* begin The data *

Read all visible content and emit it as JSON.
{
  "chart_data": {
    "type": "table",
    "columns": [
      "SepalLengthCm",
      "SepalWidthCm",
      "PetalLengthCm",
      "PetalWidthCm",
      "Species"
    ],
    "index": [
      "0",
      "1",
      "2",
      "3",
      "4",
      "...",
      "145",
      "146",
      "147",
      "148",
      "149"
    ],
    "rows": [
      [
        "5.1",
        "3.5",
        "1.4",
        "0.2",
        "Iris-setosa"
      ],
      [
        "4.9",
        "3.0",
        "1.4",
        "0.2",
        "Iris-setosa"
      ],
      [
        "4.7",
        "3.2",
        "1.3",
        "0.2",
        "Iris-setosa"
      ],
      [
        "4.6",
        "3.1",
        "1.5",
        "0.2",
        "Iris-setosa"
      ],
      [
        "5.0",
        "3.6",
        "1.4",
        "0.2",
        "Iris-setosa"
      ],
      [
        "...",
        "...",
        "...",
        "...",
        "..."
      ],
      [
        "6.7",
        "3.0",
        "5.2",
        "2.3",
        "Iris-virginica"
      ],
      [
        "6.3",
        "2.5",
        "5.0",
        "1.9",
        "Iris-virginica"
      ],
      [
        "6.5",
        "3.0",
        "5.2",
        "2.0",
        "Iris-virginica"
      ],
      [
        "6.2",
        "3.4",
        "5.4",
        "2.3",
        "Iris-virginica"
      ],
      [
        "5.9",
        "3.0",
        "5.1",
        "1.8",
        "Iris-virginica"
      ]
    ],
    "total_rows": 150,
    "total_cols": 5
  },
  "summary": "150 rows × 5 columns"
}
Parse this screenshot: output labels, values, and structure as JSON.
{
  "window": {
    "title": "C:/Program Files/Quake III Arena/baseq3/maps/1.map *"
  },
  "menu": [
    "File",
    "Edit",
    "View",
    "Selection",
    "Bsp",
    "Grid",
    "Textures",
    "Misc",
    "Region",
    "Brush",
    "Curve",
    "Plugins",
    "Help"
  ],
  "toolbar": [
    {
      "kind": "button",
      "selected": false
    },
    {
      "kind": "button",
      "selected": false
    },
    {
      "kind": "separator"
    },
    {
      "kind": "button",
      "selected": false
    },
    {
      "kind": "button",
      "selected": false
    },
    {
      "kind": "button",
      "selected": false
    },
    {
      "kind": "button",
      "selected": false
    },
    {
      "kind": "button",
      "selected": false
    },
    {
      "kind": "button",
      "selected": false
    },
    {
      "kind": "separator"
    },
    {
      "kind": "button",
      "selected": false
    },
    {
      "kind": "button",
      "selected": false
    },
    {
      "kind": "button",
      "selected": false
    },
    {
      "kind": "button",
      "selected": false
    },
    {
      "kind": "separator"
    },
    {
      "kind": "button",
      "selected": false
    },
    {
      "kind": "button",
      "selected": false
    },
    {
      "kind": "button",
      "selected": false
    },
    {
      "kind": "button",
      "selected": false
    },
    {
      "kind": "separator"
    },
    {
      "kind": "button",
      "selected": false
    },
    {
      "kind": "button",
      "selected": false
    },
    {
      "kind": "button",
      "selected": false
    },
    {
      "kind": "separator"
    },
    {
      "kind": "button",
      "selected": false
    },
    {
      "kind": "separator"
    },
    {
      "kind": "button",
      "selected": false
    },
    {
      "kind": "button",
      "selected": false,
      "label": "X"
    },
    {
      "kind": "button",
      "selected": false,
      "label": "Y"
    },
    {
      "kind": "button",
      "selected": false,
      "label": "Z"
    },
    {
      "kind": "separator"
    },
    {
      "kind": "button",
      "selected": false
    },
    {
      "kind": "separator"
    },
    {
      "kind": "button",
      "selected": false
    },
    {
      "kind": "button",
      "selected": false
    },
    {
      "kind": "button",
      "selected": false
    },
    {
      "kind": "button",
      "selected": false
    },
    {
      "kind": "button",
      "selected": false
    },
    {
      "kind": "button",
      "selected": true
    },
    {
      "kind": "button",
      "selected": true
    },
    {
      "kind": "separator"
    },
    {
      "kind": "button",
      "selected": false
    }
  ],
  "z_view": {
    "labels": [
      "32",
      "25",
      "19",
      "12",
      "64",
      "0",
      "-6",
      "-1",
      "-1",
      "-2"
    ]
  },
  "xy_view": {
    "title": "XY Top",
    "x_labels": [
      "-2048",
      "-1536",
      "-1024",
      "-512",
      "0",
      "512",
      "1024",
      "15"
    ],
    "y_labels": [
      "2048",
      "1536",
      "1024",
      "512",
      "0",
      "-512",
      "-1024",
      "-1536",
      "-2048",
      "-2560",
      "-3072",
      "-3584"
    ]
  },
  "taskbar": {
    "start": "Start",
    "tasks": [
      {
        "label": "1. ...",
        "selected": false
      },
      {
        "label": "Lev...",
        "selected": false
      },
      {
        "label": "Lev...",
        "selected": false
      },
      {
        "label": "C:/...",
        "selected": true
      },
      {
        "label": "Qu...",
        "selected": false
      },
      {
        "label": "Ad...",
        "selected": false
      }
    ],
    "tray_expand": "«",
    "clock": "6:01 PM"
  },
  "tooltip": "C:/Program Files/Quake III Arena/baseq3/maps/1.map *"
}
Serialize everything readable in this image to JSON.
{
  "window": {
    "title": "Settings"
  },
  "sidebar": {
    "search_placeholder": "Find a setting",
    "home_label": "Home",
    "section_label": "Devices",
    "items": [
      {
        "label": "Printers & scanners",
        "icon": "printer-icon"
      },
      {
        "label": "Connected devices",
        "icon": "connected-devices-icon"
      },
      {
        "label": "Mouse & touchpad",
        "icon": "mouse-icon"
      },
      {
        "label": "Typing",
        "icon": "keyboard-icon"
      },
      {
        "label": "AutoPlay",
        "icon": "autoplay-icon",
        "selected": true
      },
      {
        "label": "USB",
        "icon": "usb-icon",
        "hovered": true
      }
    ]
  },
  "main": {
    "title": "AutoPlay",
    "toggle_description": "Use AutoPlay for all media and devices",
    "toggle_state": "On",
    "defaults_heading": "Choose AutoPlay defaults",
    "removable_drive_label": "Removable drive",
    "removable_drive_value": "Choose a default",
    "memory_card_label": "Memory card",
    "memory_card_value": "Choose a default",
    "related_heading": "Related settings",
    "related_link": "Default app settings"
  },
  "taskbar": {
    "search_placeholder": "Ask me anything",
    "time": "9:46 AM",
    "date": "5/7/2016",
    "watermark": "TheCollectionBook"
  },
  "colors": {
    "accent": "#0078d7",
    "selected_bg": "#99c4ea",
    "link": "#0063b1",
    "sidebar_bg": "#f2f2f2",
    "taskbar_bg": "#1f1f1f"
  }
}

* end The data *

* **Stated goal**:
What is needed here is an exact reproduction of all the entries.

* **Answer to the task**:
Read all visible content and emit it as JSON.
{
  "chart_data": {
    "type": "table",
    "columns": [
      "SepalLengthCm",
      "SepalWidthCm",
      "PetalLengthCm",
      "PetalWidthCm",
      "Species"
    ],
    "index": [
      "0",
      "1",
      "2",
      "3",
      "4",
      "...",
      "145",
      "146",
      "147",
      "148",
      "149"
    ],
    "rows": [
      [
        "5.1",
        "3.5",
        "1.4",
        "0.2",
        "Iris-setosa"
      ],
      [
        "4.9",
        "3.0",
        "1.4",
        "0.2",
        "Iris-setosa"
      ],
      [
        "4.7",
        "3.2",
        "1.3",
        "0.2",
        "Iris-setosa"
      ],
      [
        "4.6",
        "3.1",
        "1.5",
        "0.2",
        "Iris-setosa"
      ],
      [
        "5.0",
        "3.6",
        "1.4",
        "0.2",
        "Iris-setosa"
      ],
      [
        "...",
        "...",
        "...",
        "...",
        "..."
      ],
      [
        "6.7",
        "3.0",
        "5.2",
        "2.3",
        "Iris-virginica"
      ],
      [
        "6.3",
        "2.5",
        "5.0",
        "1.9",
        "Iris-virginica"
      ],
      [
        "6.5",
        "3.0",
        "5.2",
        "2.0",
        "Iris-virginica"
      ],
      [
        "6.2",
        "3.4",
        "5.4",
        "2.3",
        "Iris-virginica"
      ],
      [
        "5.9",
        "3.0",
        "5.1",
        "1.8",
        "Iris-virginica"
      ]
    ],
    "total_rows": 150,
    "total_cols": 5
  },
  "summary": "150 rows × 5 columns"
}
Parse this screenshot: output labels, values, and structure as JSON.
{
  "window": {
    "title": "C:/Program Files/Quake III Arena/baseq3/maps/1.map *"
  },
  "menu": [
    "File",
    "Edit",
    "View",
    "Selection",
    "Bsp",
    "Grid",
    "Textures",
    "Misc",
    "Region",
    "Brush",
    "Curve",
    "Plugins",
    "Help"
  ],
  "toolbar": [
    {
      "kind": "button",
      "selected": false
    },
    {
      "kind": "button",
      "selected": false
    },
    {
      "kind": "separator"
    },
    {
      "kind": "button",
      "selected": false
    },
    {
      "kind": "button",
      "selected": false
    },
    {
      "kind": "button",
      "selected": false
    },
    {
      "kind": "button",
      "selected": false
    },
    {
      "kind": "button",
      "selected": false
    },
    {
      "kind": "button",
      "selected": false
    },
    {
      "kind": "separator"
    },
    {
      "kind": "button",
      "selected": false
    },
    {
      "kind": "button",
      "selected": false
    },
    {
      "kind": "button",
      "selected": false
    },
    {
      "kind": "button",
      "selected": false
    },
    {
      "kind": "separator"
    },
    {
      "kind": "button",
      "selected": false
    },
    {
      "kind": "button",
      "selected": false
    },
    {
      "kind": "button",
      "selected": false
    },
    {
      "kind": "button",
      "selected": false
    },
    {
      "kind": "separator"
    },
    {
      "kind": "button",
      "selected": false
    },
    {
      "kind": "button",
      "selected": false
    },
    {
      "kind": "button",
      "selected": false
    },
    {
      "kind": "separator"
    },
    {
      "kind": "button",
      "selected": false
    },
    {
      "kind": "separator"
    },
    {
      "kind": "button",
      "selected": false
    },
    {
      "kind": "button",
      "selected": false,
      "label": "X"
    },
    {
      "kind": "button",
      "selected": false,
      "label": "Y"
    },
    {
      "kind": "button",
      "selected": false,
      "label": "Z"
    },
    {
      "kind": "separator"
    },
    {
      "kind": "button",
      "selected": false
    },
    {
      "kind": "separator"
    },
    {
      "kind": "button",
      "selected": false
    },
    {
      "kind": "button",
      "selected": false
    },
    {
      "kind": "button",
      "selected": false
    },
    {
      "kind": "button",
      "selected": false
    },
    {
      "kind": "button",
      "selected": false
    },
    {
      "kind": "button",
      "selected": true
    },
    {
      "kind": "button",
      "selected": true
    },
    {
      "kind": "separator"
    },
    {
      "kind": "button",
      "selected": false
    }
  ],
  "z_view": {
    "labels": [
      "32",
      "25",
      "19",
      "12",
      "64",
      "0",
      "-6",
      "-1",
      "-1",
      "-2"
    ]
  },
  "xy_view": {
    "title": "XY Top",
    "x_labels": [
      "-2048",
      "-1536",
      "-1024",
      "-512",
      "0",
      "512",
      "1024",
      "15"
    ],
    "y_labels": [
      "2048",
      "1536",
      "1024",
      "512",
      "0",
      "-512",
      "-1024",
      "-1536",
      "-2048",
      "-2560",
      "-3072",
      "-3584"
    ]
  },
  "taskbar": {
    "start": "Start",
    "tasks": [
      {
        "label": "1. ...",
        "selected": false
      },
      {
        "label": "Lev...",
        "selected": false
      },
      {
        "label": "Lev...",
        "selected": false
      },
      {
        "label": "C:/...",
        "selected": true
      },
      {
        "label": "Qu...",
        "selected": false
      },
      {
        "label": "Ad...",
        "selected": false
      }
    ],
    "tray_expand": "«",
    "clock": "6:01 PM"
  },
  "tooltip": "C:/Program Files/Quake III Arena/baseq3/maps/1.map *"
}
Serialize everything readable in this image to JSON.
{
  "window": {
    "title": "Settings"
  },
  "sidebar": {
    "search_placeholder": "Find a setting",
    "home_label": "Home",
    "section_label": "Devices",
    "items": [
      {
        "label": "Printers & scanners",
        "icon": "printer-icon"
      },
      {
        "label": "Connected devices",
        "icon": "connected-devices-icon"
      },
      {
        "label": "Mouse & touchpad",
        "icon": "mouse-icon"
      },
      {
        "label": "Typing",
        "icon": "keyboard-icon"
      },
      {
        "label": "AutoPlay",
        "icon": "autoplay-icon",
        "selected": true
      },
      {
        "label": "USB",
        "icon": "usb-icon",
        "hovered": true
      }
    ]
  },
  "main": {
    "title": "AutoPlay",
    "toggle_description": "Use AutoPlay for all media and devices",
    "toggle_state": "On",
    "defaults_heading": "Choose AutoPlay defaults",
    "removable_drive_label": "Removable drive",
    "removable_drive_value": "Choose a default",
    "memory_card_label": "Memory card",
    "memory_card_value": "Choose a default",
    "related_heading": "Related settings",
    "related_link": "Default app settings"
  },
  "taskbar": {
    "search_placeholder": "Ask me anything",
    "time": "9:46 AM",
    "date": "5/7/2016",
    "watermark": "TheCollectionBook"
  },
  "colors": {
    "accent": "#0078d7",
    "selected_bg": "#99c4ea",
    "link": "#0063b1",
    "sidebar_bg": "#f2f2f2",
    "taskbar_bg": "#1f1f1f"
  }
}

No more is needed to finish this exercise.